Pick out each line containing the string "stosowane" and copy it.

── DATA

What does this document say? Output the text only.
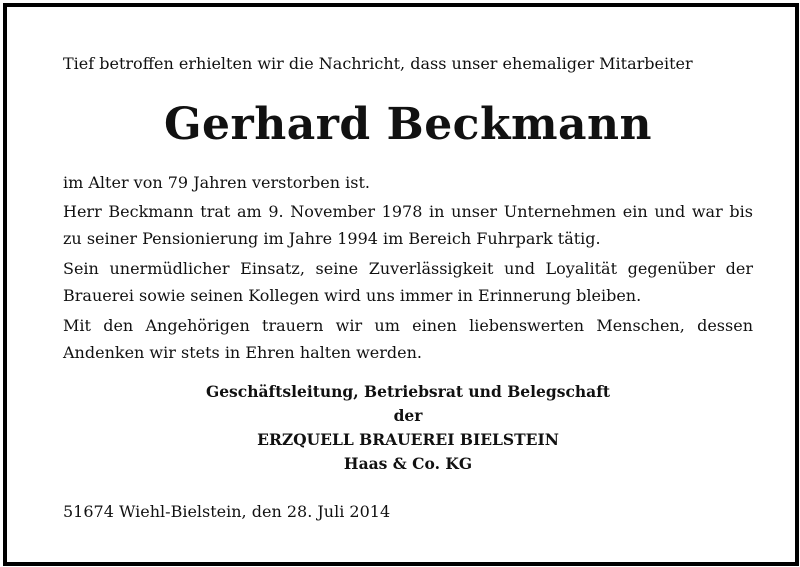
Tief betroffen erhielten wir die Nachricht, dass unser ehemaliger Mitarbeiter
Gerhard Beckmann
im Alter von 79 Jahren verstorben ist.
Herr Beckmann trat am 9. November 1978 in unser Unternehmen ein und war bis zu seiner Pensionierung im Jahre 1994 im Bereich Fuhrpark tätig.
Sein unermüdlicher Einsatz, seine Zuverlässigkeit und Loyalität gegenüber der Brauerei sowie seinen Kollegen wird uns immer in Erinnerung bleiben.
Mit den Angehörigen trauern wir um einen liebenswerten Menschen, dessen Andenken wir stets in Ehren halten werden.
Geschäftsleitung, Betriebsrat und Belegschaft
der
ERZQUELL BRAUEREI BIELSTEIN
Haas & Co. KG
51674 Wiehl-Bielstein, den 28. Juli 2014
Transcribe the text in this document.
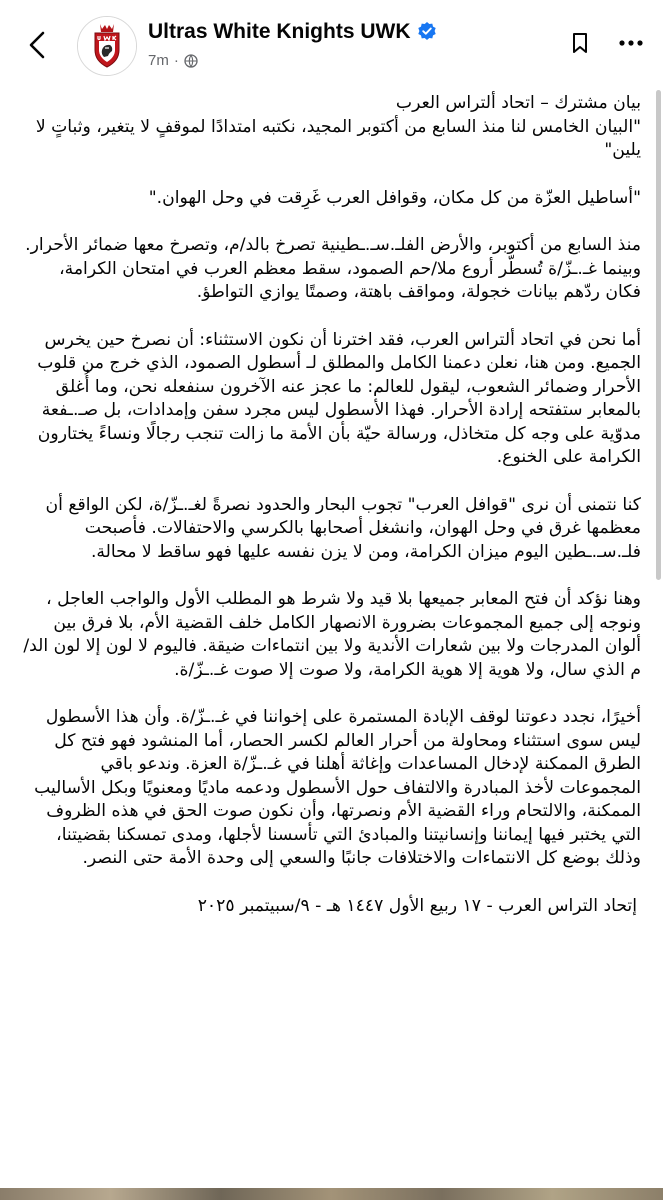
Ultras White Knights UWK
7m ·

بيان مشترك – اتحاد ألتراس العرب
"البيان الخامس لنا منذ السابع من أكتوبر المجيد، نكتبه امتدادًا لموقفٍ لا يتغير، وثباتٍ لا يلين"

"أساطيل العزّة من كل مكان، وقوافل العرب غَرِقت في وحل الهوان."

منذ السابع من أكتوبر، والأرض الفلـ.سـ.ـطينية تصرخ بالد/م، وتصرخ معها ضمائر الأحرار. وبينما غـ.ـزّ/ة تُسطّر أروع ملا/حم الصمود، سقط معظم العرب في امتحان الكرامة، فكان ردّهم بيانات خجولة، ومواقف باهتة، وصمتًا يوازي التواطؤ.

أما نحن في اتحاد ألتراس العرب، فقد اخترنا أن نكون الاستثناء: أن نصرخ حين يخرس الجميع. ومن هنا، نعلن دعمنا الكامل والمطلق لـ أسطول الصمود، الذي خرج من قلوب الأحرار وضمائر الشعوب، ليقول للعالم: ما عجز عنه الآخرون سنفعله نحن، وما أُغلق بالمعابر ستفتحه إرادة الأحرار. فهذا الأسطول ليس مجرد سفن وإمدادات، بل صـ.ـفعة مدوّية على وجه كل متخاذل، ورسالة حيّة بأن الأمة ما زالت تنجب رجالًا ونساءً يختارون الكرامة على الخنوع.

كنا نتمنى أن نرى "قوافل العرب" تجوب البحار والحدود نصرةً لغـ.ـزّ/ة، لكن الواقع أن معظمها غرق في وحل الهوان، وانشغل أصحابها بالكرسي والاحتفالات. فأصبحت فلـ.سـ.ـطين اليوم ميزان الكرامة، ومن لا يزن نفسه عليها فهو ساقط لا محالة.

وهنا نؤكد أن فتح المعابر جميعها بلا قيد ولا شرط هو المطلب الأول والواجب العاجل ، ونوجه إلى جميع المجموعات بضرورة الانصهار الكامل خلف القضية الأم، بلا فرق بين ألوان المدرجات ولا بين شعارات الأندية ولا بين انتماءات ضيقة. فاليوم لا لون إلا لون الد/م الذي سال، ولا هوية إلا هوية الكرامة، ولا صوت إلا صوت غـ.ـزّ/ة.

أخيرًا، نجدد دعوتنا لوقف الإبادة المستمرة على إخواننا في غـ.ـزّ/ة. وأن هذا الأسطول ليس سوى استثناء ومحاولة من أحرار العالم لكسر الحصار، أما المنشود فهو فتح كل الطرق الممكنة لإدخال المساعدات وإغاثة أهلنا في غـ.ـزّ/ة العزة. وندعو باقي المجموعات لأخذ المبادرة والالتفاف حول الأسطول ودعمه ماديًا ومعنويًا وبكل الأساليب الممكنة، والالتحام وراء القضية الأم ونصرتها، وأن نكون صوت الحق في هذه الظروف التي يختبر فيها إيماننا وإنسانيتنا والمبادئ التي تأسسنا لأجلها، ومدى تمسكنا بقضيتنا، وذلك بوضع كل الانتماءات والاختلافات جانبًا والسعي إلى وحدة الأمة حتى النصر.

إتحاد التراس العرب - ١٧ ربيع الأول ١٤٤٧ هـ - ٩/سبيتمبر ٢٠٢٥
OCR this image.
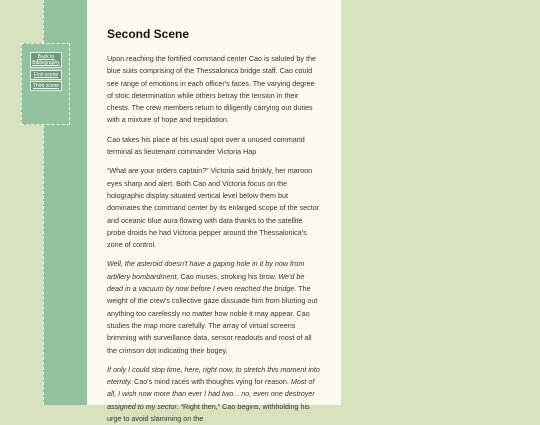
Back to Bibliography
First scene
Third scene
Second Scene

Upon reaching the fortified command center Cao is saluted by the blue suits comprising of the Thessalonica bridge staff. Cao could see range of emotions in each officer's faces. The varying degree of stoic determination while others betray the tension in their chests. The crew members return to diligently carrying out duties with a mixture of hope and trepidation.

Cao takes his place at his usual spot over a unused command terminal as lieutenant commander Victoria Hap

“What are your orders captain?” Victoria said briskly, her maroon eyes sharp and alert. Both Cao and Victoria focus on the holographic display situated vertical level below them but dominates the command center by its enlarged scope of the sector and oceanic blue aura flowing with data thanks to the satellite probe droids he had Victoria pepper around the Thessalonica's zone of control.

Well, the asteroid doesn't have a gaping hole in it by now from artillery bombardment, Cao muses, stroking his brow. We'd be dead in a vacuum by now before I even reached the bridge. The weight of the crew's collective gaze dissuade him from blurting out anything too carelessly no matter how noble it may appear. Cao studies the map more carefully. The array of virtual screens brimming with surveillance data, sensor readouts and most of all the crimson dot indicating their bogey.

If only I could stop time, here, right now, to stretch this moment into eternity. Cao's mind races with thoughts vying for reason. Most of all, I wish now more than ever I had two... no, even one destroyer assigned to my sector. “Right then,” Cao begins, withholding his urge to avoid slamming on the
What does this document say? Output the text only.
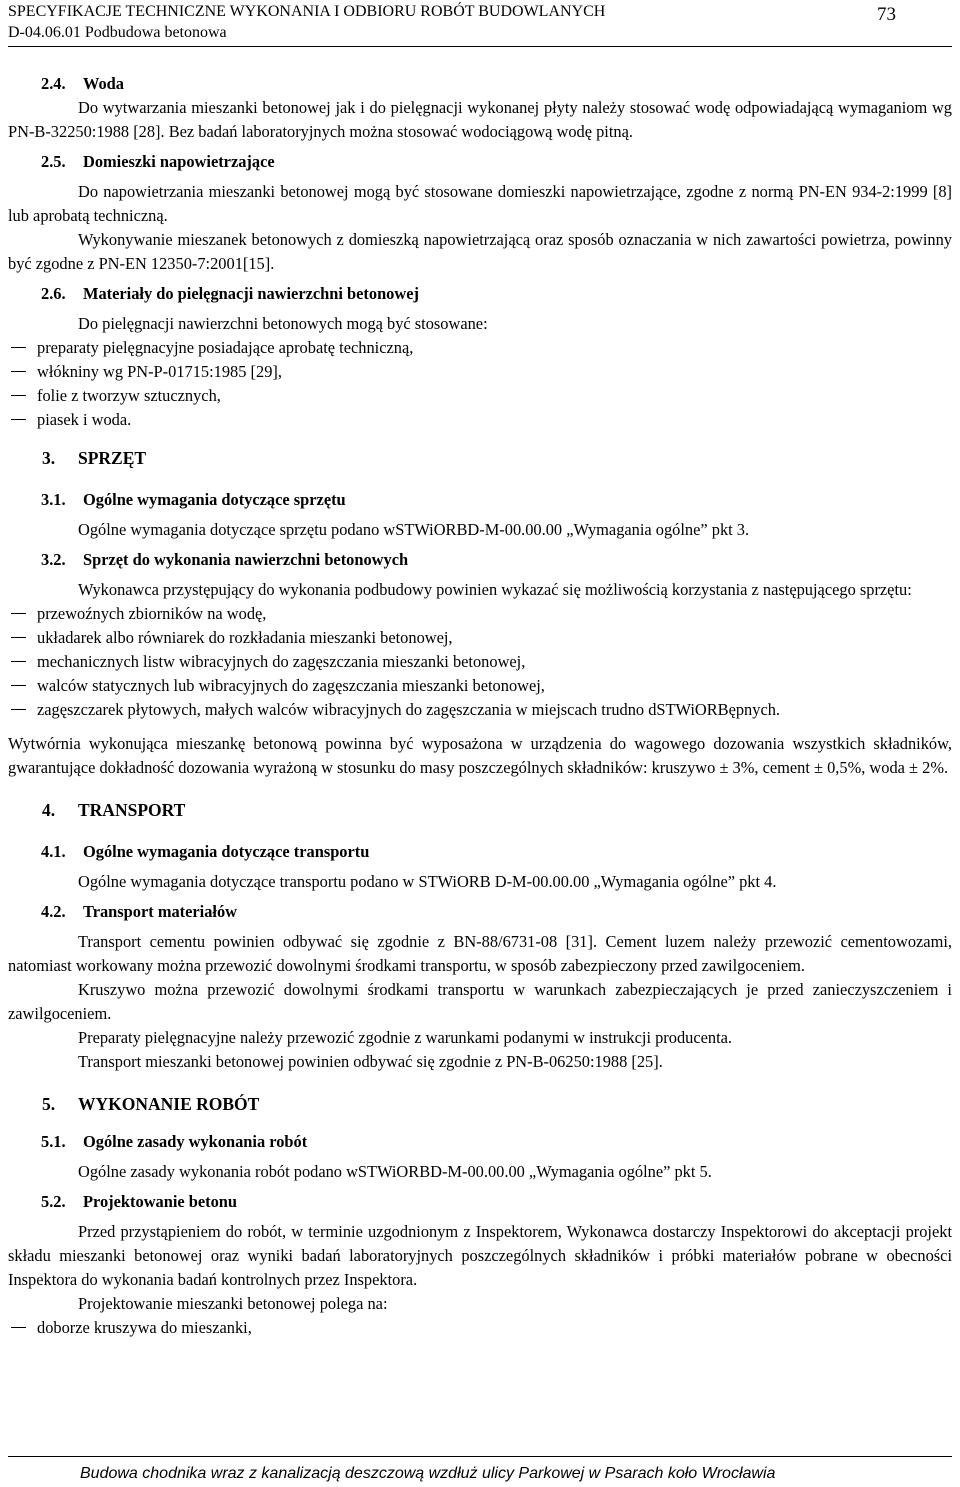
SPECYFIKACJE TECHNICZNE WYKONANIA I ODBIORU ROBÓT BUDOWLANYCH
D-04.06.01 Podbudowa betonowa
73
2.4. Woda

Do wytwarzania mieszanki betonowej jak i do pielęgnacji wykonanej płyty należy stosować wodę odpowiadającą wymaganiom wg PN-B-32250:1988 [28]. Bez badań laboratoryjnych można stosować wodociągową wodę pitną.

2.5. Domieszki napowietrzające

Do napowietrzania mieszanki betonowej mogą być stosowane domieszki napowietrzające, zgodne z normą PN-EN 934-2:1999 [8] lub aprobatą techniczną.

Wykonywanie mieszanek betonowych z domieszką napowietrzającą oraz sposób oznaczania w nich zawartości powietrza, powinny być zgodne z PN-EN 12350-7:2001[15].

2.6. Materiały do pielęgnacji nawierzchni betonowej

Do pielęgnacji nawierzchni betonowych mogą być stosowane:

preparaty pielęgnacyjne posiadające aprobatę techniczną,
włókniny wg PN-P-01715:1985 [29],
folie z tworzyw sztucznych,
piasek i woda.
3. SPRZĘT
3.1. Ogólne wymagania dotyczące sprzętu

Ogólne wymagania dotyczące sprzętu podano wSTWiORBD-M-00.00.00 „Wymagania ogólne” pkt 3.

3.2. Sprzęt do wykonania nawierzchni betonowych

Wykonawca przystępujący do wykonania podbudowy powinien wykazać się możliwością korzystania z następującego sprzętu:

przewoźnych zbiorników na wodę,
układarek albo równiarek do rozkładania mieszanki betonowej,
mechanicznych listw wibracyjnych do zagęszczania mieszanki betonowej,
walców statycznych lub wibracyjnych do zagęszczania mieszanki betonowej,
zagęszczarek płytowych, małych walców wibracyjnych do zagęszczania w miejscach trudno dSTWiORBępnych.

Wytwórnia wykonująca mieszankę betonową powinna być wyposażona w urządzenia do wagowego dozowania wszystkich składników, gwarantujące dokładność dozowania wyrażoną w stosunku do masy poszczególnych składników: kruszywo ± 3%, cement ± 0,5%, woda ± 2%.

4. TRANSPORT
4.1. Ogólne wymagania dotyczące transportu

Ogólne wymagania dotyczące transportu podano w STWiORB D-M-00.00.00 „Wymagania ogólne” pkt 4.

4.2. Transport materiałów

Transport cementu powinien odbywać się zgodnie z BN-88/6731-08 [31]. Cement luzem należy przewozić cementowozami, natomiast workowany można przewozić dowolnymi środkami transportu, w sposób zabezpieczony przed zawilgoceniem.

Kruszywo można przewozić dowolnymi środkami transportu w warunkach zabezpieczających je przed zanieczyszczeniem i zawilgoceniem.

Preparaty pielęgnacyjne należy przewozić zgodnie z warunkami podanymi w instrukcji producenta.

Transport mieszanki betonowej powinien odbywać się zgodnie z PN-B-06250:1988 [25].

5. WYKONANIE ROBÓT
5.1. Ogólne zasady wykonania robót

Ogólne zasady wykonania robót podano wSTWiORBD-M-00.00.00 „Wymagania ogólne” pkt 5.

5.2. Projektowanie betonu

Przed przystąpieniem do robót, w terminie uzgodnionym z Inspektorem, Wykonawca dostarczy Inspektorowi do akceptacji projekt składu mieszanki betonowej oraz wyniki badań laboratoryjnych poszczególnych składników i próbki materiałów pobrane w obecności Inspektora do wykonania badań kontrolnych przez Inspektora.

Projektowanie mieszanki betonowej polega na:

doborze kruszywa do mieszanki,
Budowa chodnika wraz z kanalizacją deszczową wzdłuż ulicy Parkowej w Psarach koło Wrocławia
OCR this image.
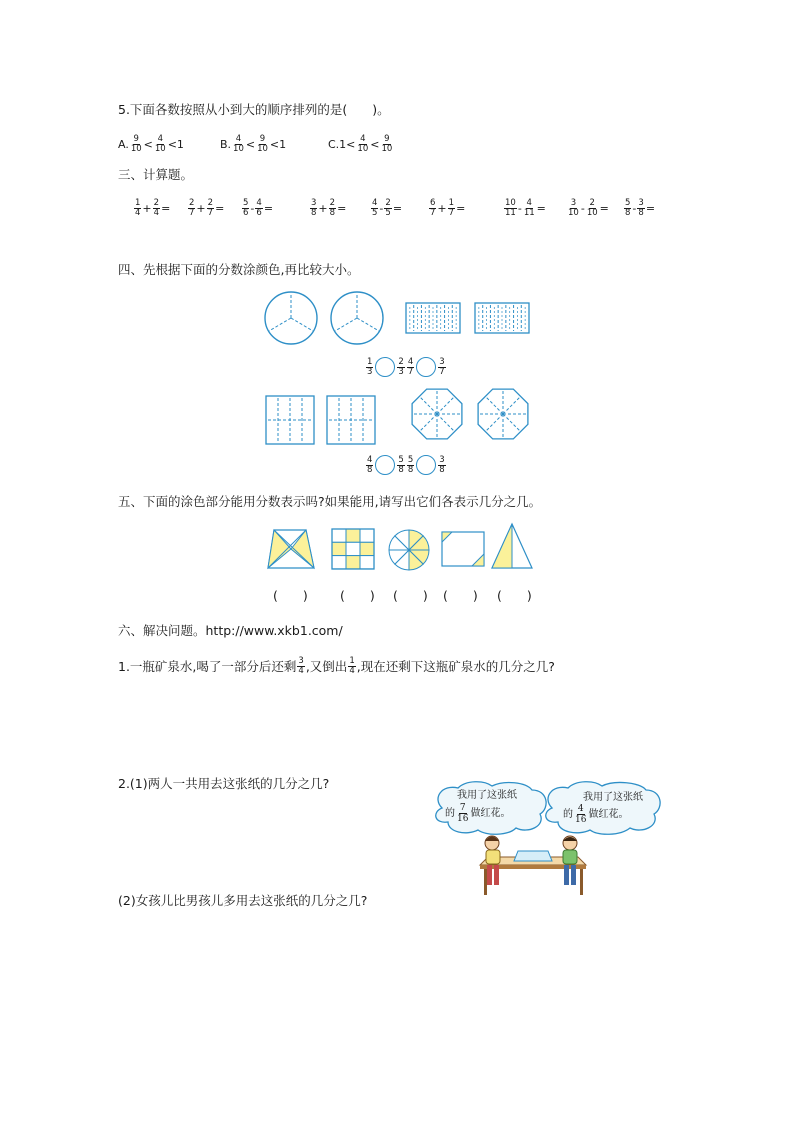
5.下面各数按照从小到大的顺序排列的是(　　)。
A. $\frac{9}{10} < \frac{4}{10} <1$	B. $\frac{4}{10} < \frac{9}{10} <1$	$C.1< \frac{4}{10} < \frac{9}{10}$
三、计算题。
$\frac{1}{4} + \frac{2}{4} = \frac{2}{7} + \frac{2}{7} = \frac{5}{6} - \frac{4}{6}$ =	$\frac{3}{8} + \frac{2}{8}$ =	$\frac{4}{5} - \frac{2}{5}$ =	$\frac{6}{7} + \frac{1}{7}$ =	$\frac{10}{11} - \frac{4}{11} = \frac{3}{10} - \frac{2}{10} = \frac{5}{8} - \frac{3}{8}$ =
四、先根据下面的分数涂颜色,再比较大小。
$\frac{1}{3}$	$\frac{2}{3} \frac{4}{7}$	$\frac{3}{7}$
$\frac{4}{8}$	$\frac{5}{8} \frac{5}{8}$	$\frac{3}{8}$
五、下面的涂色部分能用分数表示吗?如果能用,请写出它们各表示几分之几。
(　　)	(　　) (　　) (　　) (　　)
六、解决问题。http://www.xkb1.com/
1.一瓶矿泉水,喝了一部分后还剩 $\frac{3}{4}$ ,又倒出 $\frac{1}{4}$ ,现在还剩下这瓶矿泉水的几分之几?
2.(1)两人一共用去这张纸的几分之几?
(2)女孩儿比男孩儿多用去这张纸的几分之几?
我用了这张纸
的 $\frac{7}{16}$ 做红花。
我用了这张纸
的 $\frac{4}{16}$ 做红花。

────

TASK RESPONSE -
Do napowietrzania mieszanki betonowej mogą być stosowane domieszki napowietrzające, zgodne z normą PN-EN 934-2:1999 [8] lub aprobatą techniczną.
Do pielęgnacji nawierzchni betonowych mogą być stosowane:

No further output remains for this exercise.